*EXTRACTED RECORDS*:
━━━━━━━━━━
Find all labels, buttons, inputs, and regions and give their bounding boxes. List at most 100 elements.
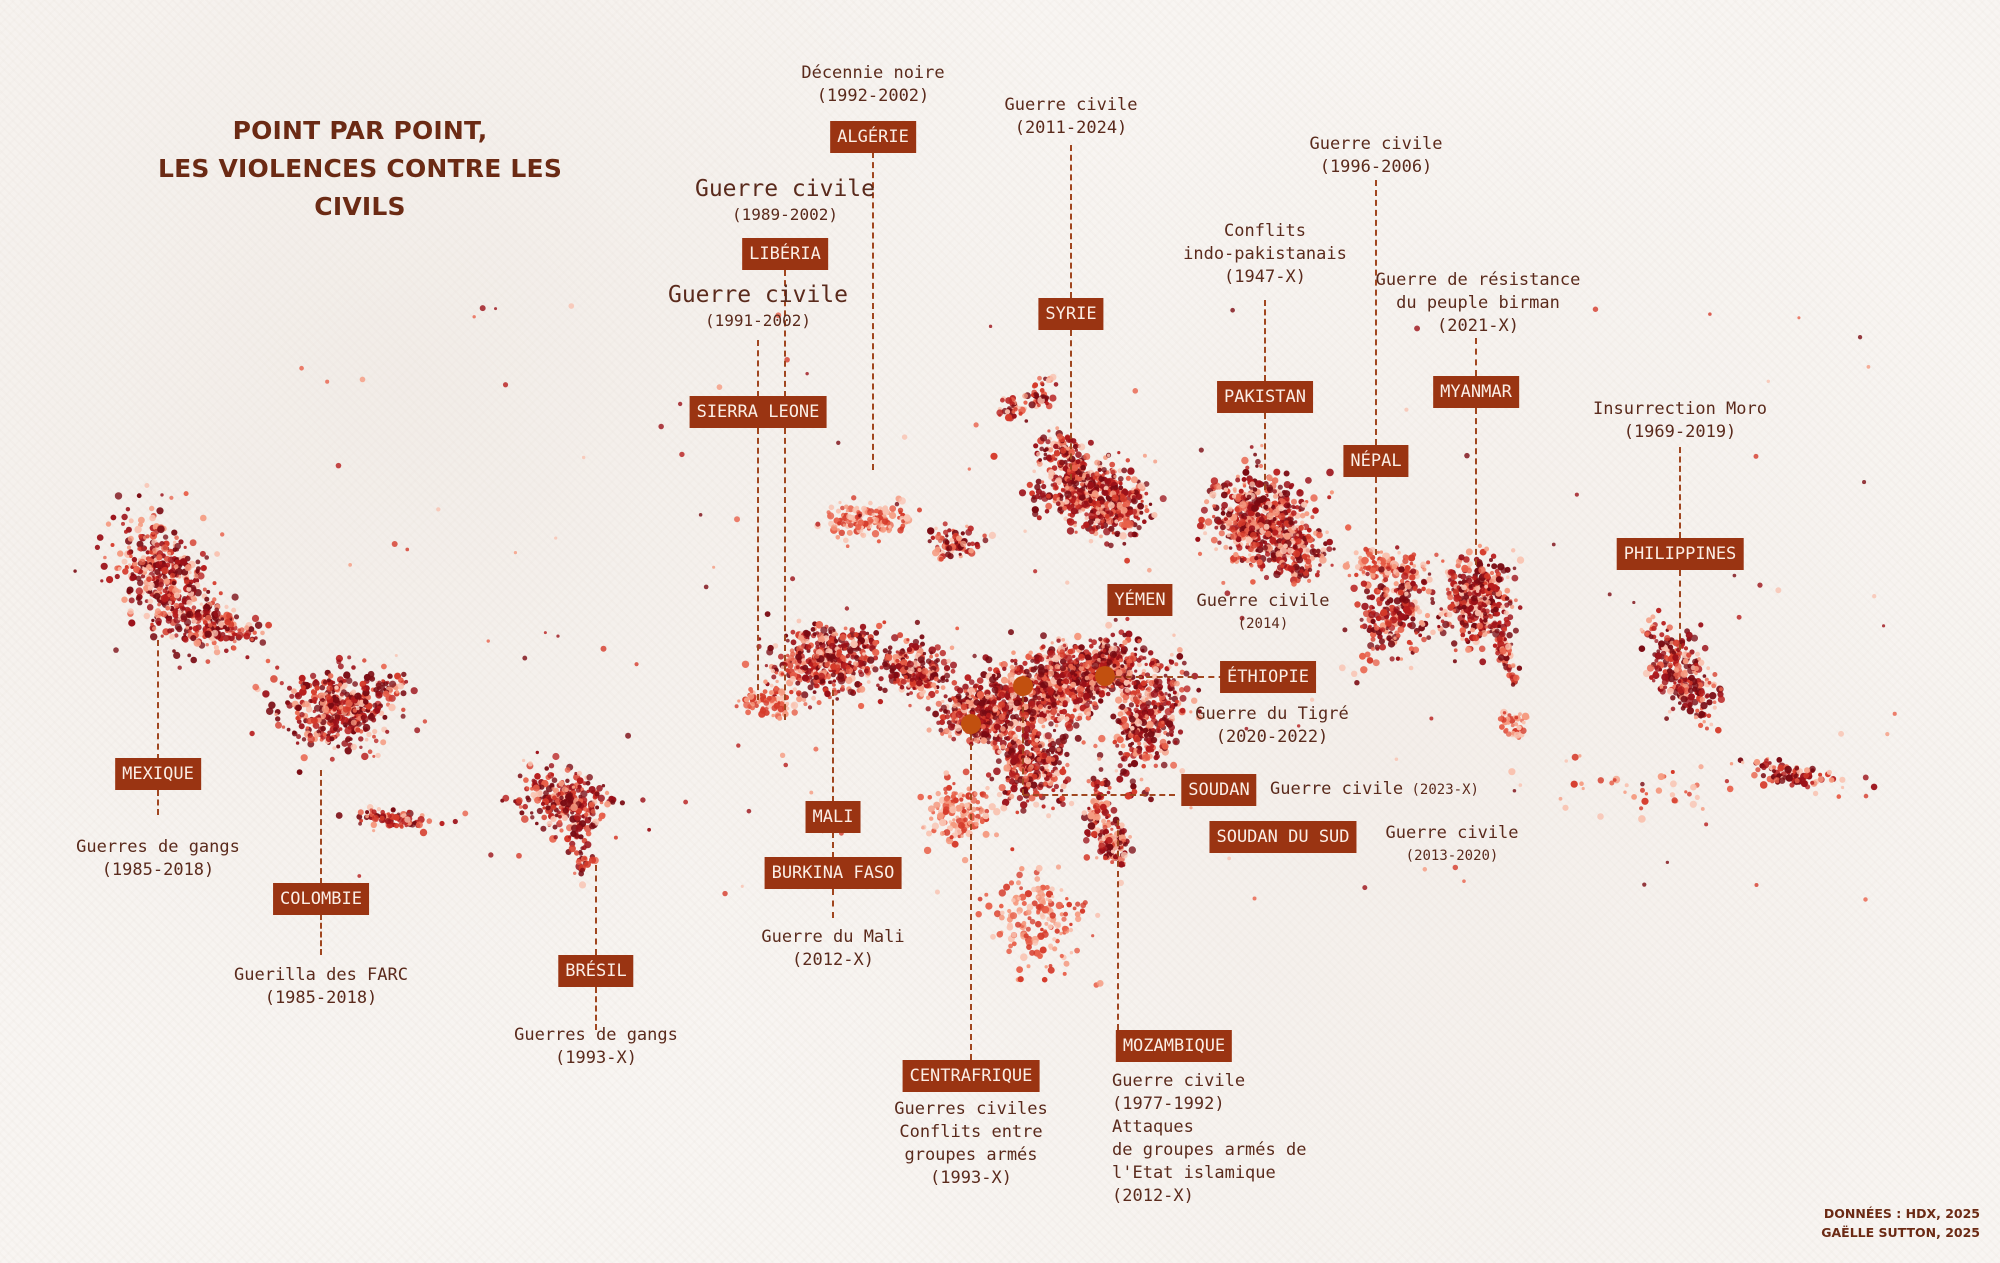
leader-line-nepal (1375, 180, 1377, 445)
note-line: (1989-2002) (732, 205, 838, 224)
country-label-soudan_du_sud[interactable]: SOUDAN DU SUD (1209, 821, 1357, 853)
conflict-note-algerie: Décennie noire (1992-2002) (801, 62, 944, 108)
leader-line-sierra-leone-upper (757, 340, 759, 397)
country-label-ethiopie[interactable]: ÉTHIOPIE (1220, 661, 1316, 693)
country-label-algerie[interactable]: ALGÉRIE (830, 121, 916, 153)
dot-cluster-southern-africa (975, 847, 1104, 988)
dot-cluster-bresil-south (565, 803, 600, 889)
note-line: Guerre civile (1385, 823, 1519, 843)
dot-cluster-mexique-south (152, 591, 272, 664)
dot-cluster-indonesia (1729, 757, 1878, 799)
dot-cluster-colombie (249, 654, 428, 775)
leader-line-philippines-lower (1679, 570, 1681, 650)
dot-cluster-india-north (1256, 517, 1336, 587)
leader-line-centrafrique (970, 724, 972, 1060)
country-label-soudan[interactable]: SOUDAN (1181, 774, 1257, 806)
country-label-yemen[interactable]: YÉMEN (1107, 584, 1173, 616)
dot-cluster-colombie-east (339, 671, 418, 714)
leader-line-liberia (784, 270, 786, 397)
leader-line-soudan-vertical (1022, 686, 1024, 795)
leader-line-mali-burkina (832, 832, 834, 858)
note-line: l'Etat islamique (1112, 1163, 1276, 1183)
dot-cluster-turkey (990, 426, 1094, 476)
country-label-syrie[interactable]: SYRIE (1038, 298, 1104, 330)
note-line: (2014) (1237, 616, 1289, 632)
leader-line-pakistan (1264, 300, 1266, 381)
country-label-nepal[interactable]: NÉPAL (1343, 445, 1409, 477)
conflict-note-liberia: Guerre civile (1989-2002) (695, 176, 875, 228)
note-line: Guerre civile (1196, 591, 1330, 611)
leader-line-syrie-lower (1070, 330, 1072, 480)
credits: DONNÉES : HDX, 2025 GAËLLE SUTTON, 2025 (1821, 1204, 1980, 1242)
dot-cluster-caucasus (1022, 373, 1059, 411)
note-line: Guerre civile (1270, 779, 1404, 799)
conflict-note-sierra_leone: Guerre civile (1991-2002) (668, 282, 848, 334)
conflict-note-burkina_faso: Guerre du Mali (2012-X) (761, 926, 904, 972)
note-line: Guerre civile (694, 176, 876, 202)
leader-line-myanmar-lower (1475, 408, 1477, 565)
country-label-myanmar[interactable]: MYANMAR (1433, 376, 1519, 408)
country-label-burkina_faso[interactable]: BURKINA FASO (764, 857, 902, 889)
country-label-colombie[interactable]: COLOMBIE (273, 883, 369, 915)
note-line: (2012-X) (1112, 1186, 1194, 1206)
note-line: (1991-2002) (705, 311, 811, 330)
leader-line-mexique (157, 640, 159, 760)
leader-line-nepal-lower (1375, 477, 1377, 555)
conflict-note-soudan_du_sud: Guerre civile (2013-2020) (1385, 822, 1518, 868)
note-line: Guerre du Tigré (1195, 704, 1349, 724)
conflict-note-soudan: Guerre civile (2023-X) (1270, 778, 1479, 802)
leader-line-liberia-lower (784, 428, 786, 720)
note-line: (1985-2018) (101, 860, 215, 880)
country-label-pakistan[interactable]: PAKISTAN (1217, 381, 1313, 413)
country-label-mozambique[interactable]: MOZAMBIQUE (1115, 1030, 1233, 1062)
dot-cluster-maghreb (814, 495, 955, 548)
dot-cluster-india (1338, 545, 1452, 686)
note-line: (1977-1992) (1112, 1094, 1225, 1114)
note-line: Guerre civile (667, 282, 849, 308)
leader-line-mali (832, 690, 834, 802)
title-line-2: LES VIOLENCES CONTRE LES CIVILS (157, 154, 563, 221)
note-line: Décennie noire (801, 63, 945, 83)
country-label-sierra_leone[interactable]: SIERRA LEONE (689, 396, 827, 428)
conflict-note-colombie: Guerilla des FARC (1985-2018) (234, 964, 408, 1010)
leader-line-ethiopie (1105, 676, 1235, 678)
note-line: (1993-X) (555, 1048, 637, 1068)
data-source: DONNÉES : HDX, 2025 (1823, 1206, 1980, 1221)
dot-cluster-scatter-east (1508, 753, 1800, 823)
note-line: Guerre civile (1309, 134, 1443, 154)
note-line: Guerres de gangs (76, 837, 240, 857)
dot-cluster-ukraine (996, 395, 1029, 423)
dot-cluster-myanmar-south (1489, 606, 1523, 687)
dot-cluster-bresil (500, 750, 651, 843)
dot-cluster-angola (917, 768, 1008, 864)
leader-line-mexique-lower (157, 790, 159, 815)
title-line-1: POINT PAR POINT, (232, 116, 488, 145)
note-line: Guerre civile (1112, 1071, 1246, 1091)
country-label-mali[interactable]: MALI (805, 801, 861, 833)
note-years: (2023-X) (1403, 782, 1479, 798)
note-line: Guerre civile (1004, 95, 1138, 115)
leader-line-pakistan-lower (1264, 413, 1266, 490)
note-line: (1947-X) (1224, 267, 1306, 287)
leader-line-syrie (1070, 145, 1072, 298)
dot-cluster-pakistan (1195, 444, 1352, 585)
note-line: Guerilla des FARC (234, 965, 408, 985)
note-line: Attaques (1112, 1117, 1194, 1137)
note-line: Guerres de gangs (514, 1025, 678, 1045)
country-label-mexique[interactable]: MEXIQUE (115, 758, 201, 790)
country-label-bresil[interactable]: BRÉSIL (558, 955, 634, 987)
conflict-note-mozambique: Guerre civile (1977-1992) Attaques de group… (1112, 1070, 1306, 1208)
dot-cluster-sahel (867, 626, 989, 708)
country-label-philippines[interactable]: PHILIPPINES (1616, 538, 1744, 570)
dot-cluster-caribbean (335, 804, 458, 837)
soudan-marker (1013, 676, 1033, 696)
conflict-note-mexique: Guerres de gangs (1985-2018) (76, 836, 240, 882)
country-label-centrafrique[interactable]: CENTRAFRIQUE (902, 1060, 1040, 1092)
note-line: (1996-2006) (1319, 157, 1433, 177)
conflict-note-ethiopie: Guerre du Tigré (2020-2022) (1195, 703, 1349, 749)
country-label-liberia[interactable]: LIBÉRIA (742, 238, 828, 270)
note-line: (1969-2019) (1623, 422, 1737, 442)
conflict-note-philippines: Insurrection Moro (1969-2019) (1593, 398, 1767, 444)
leader-line-myanmar (1475, 338, 1477, 376)
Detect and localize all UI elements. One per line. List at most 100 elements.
━━━━━━━━━━
*EXERCISE DESCRIPTION*:
Can you print every one of the lines above word for word, omitting the picture?

*CORRECT RESULT*:
Find all labels, buttons, inputs, and regions and give their bounding boxes. List at most 100 elements.
leader-line-nepal (1375, 180, 1377, 445)
note-line: (1989-2002) (732, 205, 838, 224)
country-label-soudan_du_sud[interactable]: SOUDAN DU SUD (1209, 821, 1357, 853)
conflict-note-algerie: Décennie noire (1992-2002) (801, 62, 944, 108)
leader-line-sierra-leone-upper (757, 340, 759, 397)
country-label-ethiopie[interactable]: ÉTHIOPIE (1220, 661, 1316, 693)
country-label-algerie[interactable]: ALGÉRIE (830, 121, 916, 153)
dot-cluster-southern-africa (975, 847, 1104, 988)
dot-cluster-bresil-south (565, 803, 600, 889)
note-line: Guerre civile (1385, 823, 1519, 843)
dot-cluster-mexique-south (152, 591, 272, 664)
dot-cluster-indonesia (1729, 757, 1878, 799)
dot-cluster-colombie (249, 654, 428, 775)
leader-line-philippines-lower (1679, 570, 1681, 650)
dot-cluster-india-north (1256, 517, 1336, 587)
leader-line-centrafrique (970, 724, 972, 1060)
country-label-soudan[interactable]: SOUDAN (1181, 774, 1257, 806)
country-label-yemen[interactable]: YÉMEN (1107, 584, 1173, 616)
dot-cluster-colombie-east (339, 671, 418, 714)
leader-line-liberia (784, 270, 786, 397)
leader-line-soudan-vertical (1022, 686, 1024, 795)
leader-line-mali-burkina (832, 832, 834, 858)
note-line: l'Etat islamique (1112, 1163, 1276, 1183)
dot-cluster-turkey (990, 426, 1094, 476)
country-label-syrie[interactable]: SYRIE (1038, 298, 1104, 330)
note-line: (2014) (1237, 616, 1289, 632)
leader-line-pakistan (1264, 300, 1266, 381)
country-label-nepal[interactable]: NÉPAL (1343, 445, 1409, 477)
conflict-note-liberia: Guerre civile (1989-2002) (695, 176, 875, 228)
note-line: Guerre civile (1196, 591, 1330, 611)
leader-line-syrie-lower (1070, 330, 1072, 480)
credits: DONNÉES : HDX, 2025 GAËLLE SUTTON, 2025 (1821, 1204, 1980, 1242)
dot-cluster-caucasus (1022, 373, 1059, 411)
note-line: Guerre civile (1270, 779, 1404, 799)
conflict-note-sierra_leone: Guerre civile (1991-2002) (668, 282, 848, 334)
conflict-note-burkina_faso: Guerre du Mali (2012-X) (761, 926, 904, 972)
note-line: Guerre civile (694, 176, 876, 202)
leader-line-myanmar-lower (1475, 408, 1477, 565)
country-label-myanmar[interactable]: MYANMAR (1433, 376, 1519, 408)
country-label-burkina_faso[interactable]: BURKINA FASO (764, 857, 902, 889)
country-label-colombie[interactable]: COLOMBIE (273, 883, 369, 915)
note-line: (2012-X) (1112, 1186, 1194, 1206)
note-line: (1991-2002) (705, 311, 811, 330)
leader-line-mexique (157, 640, 159, 760)
leader-line-nepal-lower (1375, 477, 1377, 555)
conflict-note-soudan_du_sud: Guerre civile (2013-2020) (1385, 822, 1518, 868)
note-line: Guerre du Tigré (1195, 704, 1349, 724)
conflict-note-soudan: Guerre civile (2023-X) (1270, 778, 1479, 802)
leader-line-liberia-lower (784, 428, 786, 720)
note-line: (1985-2018) (101, 860, 215, 880)
country-label-pakistan[interactable]: PAKISTAN (1217, 381, 1313, 413)
country-label-mozambique[interactable]: MOZAMBIQUE (1115, 1030, 1233, 1062)
dot-cluster-maghreb (814, 495, 955, 548)
dot-cluster-india (1338, 545, 1452, 686)
note-line: (1977-1992) (1112, 1094, 1225, 1114)
note-line: Guerre civile (667, 282, 849, 308)
leader-line-mali (832, 690, 834, 802)
title-line-2: LES VIOLENCES CONTRE LES CIVILS (157, 154, 563, 221)
note-line: Décennie noire (801, 63, 945, 83)
country-label-sierra_leone[interactable]: SIERRA LEONE (689, 396, 827, 428)
conflict-note-colombie: Guerilla des FARC (1985-2018) (234, 964, 408, 1010)
leader-line-ethiopie (1105, 676, 1235, 678)
note-line: (1993-X) (555, 1048, 637, 1068)
data-source: DONNÉES : HDX, 2025 (1823, 1206, 1980, 1221)
dot-cluster-scatter-east (1508, 753, 1800, 823)
note-line: Guerre civile (1309, 134, 1443, 154)
note-line: Guerres de gangs (76, 837, 240, 857)
dot-cluster-ukraine (996, 395, 1029, 423)
dot-cluster-myanmar-south (1489, 606, 1523, 687)
dot-cluster-bresil (500, 750, 651, 843)
dot-cluster-angola (917, 768, 1008, 864)
leader-line-mexique-lower (157, 790, 159, 815)
title-line-1: POINT PAR POINT, (232, 116, 488, 145)
note-line: Guerre civile (1112, 1071, 1246, 1091)
country-label-mali[interactable]: MALI (805, 801, 861, 833)
note-years: (2023-X) (1403, 782, 1479, 798)
note-line: Guerre civile (1004, 95, 1138, 115)
leader-line-pakistan-lower (1264, 413, 1266, 490)
note-line: (1947-X) (1224, 267, 1306, 287)
leader-line-syrie (1070, 145, 1072, 298)
dot-cluster-pakistan (1195, 444, 1352, 585)
note-line: Guerilla des FARC (234, 965, 408, 985)
note-line: Attaques (1112, 1117, 1194, 1137)
note-line: Guerres de gangs (514, 1025, 678, 1045)
country-label-mexique[interactable]: MEXIQUE (115, 758, 201, 790)
country-label-bresil[interactable]: BRÉSIL (558, 955, 634, 987)
conflict-note-mozambique: Guerre civile (1977-1992) Attaques de group… (1112, 1070, 1306, 1208)
dot-cluster-sahel (867, 626, 989, 708)
country-label-philippines[interactable]: PHILIPPINES (1616, 538, 1744, 570)
dot-cluster-caribbean (335, 804, 458, 837)
soudan-marker (1013, 676, 1033, 696)
conflict-note-mexique: Guerres de gangs (1985-2018) (76, 836, 240, 882)
country-label-centrafrique[interactable]: CENTRAFRIQUE (902, 1060, 1040, 1092)
note-line: (1996-2006) (1319, 157, 1433, 177)
conflict-note-ethiopie: Guerre du Tigré (2020-2022) (1195, 703, 1349, 749)
country-label-liberia[interactable]: LIBÉRIA (742, 238, 828, 270)
note-line: (1969-2019) (1623, 422, 1737, 442)
conflict-note-philippines: Insurrection Moro (1969-2019) (1593, 398, 1767, 444)
leader-line-myanmar (1475, 338, 1477, 376)
Detect and localize all UI elements. One per line. List at most 100 elements.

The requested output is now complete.